Scan the material below for the string "Plano", and copy every line where it shows up.

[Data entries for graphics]
# # # # # # #

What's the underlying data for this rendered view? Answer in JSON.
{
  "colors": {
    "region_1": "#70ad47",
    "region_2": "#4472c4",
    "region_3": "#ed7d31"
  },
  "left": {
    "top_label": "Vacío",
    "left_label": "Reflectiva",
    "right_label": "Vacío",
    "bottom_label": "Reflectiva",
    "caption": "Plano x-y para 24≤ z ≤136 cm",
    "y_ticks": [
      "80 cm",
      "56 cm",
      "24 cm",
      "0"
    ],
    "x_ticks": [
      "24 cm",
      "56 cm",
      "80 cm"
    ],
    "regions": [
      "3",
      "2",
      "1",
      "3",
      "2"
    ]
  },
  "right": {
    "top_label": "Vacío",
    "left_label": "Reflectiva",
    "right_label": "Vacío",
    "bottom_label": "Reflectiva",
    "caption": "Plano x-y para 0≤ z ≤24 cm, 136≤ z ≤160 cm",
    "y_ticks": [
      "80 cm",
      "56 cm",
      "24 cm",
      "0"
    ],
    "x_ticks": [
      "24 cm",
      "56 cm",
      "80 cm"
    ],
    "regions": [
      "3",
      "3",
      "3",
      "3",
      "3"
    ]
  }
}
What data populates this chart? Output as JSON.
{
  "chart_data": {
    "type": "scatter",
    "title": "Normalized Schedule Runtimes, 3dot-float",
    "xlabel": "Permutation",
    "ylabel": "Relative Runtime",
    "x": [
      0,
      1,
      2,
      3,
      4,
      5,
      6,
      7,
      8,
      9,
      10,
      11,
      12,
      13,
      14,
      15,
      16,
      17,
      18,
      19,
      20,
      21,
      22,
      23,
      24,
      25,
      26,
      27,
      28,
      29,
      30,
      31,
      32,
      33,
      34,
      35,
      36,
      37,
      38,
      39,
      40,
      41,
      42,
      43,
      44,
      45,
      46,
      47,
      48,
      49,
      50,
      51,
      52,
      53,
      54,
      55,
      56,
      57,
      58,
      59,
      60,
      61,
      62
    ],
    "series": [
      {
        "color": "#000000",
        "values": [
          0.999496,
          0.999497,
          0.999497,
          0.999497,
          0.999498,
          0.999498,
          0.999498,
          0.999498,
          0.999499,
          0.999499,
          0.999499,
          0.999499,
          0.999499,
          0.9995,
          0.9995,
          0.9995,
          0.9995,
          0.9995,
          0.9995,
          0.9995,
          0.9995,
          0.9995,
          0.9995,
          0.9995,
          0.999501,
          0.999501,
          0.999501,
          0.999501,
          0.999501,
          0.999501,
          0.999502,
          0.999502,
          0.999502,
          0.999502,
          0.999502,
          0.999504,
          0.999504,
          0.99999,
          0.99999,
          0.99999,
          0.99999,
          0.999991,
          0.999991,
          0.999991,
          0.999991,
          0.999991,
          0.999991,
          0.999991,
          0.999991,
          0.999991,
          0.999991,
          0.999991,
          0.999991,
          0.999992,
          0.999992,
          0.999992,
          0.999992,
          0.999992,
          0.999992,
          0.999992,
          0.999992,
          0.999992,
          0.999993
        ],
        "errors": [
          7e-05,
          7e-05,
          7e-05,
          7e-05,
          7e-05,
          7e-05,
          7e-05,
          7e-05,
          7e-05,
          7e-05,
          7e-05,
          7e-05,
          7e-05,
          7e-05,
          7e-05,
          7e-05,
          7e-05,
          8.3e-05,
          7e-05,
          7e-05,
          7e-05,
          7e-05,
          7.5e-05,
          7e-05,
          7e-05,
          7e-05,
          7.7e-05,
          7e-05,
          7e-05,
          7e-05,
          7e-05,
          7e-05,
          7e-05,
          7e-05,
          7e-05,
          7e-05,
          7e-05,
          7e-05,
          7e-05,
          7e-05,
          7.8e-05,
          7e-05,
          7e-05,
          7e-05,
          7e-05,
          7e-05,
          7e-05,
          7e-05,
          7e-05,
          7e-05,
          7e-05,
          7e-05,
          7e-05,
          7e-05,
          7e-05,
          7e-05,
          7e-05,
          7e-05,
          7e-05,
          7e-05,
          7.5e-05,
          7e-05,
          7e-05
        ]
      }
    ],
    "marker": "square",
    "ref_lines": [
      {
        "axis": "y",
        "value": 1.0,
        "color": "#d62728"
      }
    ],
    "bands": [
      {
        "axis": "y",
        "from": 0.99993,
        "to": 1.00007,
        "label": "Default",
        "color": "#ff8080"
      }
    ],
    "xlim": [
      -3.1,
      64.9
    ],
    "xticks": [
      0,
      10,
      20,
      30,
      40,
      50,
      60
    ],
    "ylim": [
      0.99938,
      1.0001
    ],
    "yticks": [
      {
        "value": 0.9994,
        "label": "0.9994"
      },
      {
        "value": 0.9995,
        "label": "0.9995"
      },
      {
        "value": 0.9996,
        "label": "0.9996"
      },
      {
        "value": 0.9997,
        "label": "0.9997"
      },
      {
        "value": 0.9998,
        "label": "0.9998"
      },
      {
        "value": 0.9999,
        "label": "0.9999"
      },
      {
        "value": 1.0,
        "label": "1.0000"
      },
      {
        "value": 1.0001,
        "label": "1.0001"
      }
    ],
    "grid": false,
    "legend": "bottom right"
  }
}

# # # # # # #

• _SOLUTION_
    "caption": "Plano x-y para 24≤ z ≤136 cm",
    "caption": "Plano x-y para 0≤ z ≤24 cm, 136≤ z ≤160 cm",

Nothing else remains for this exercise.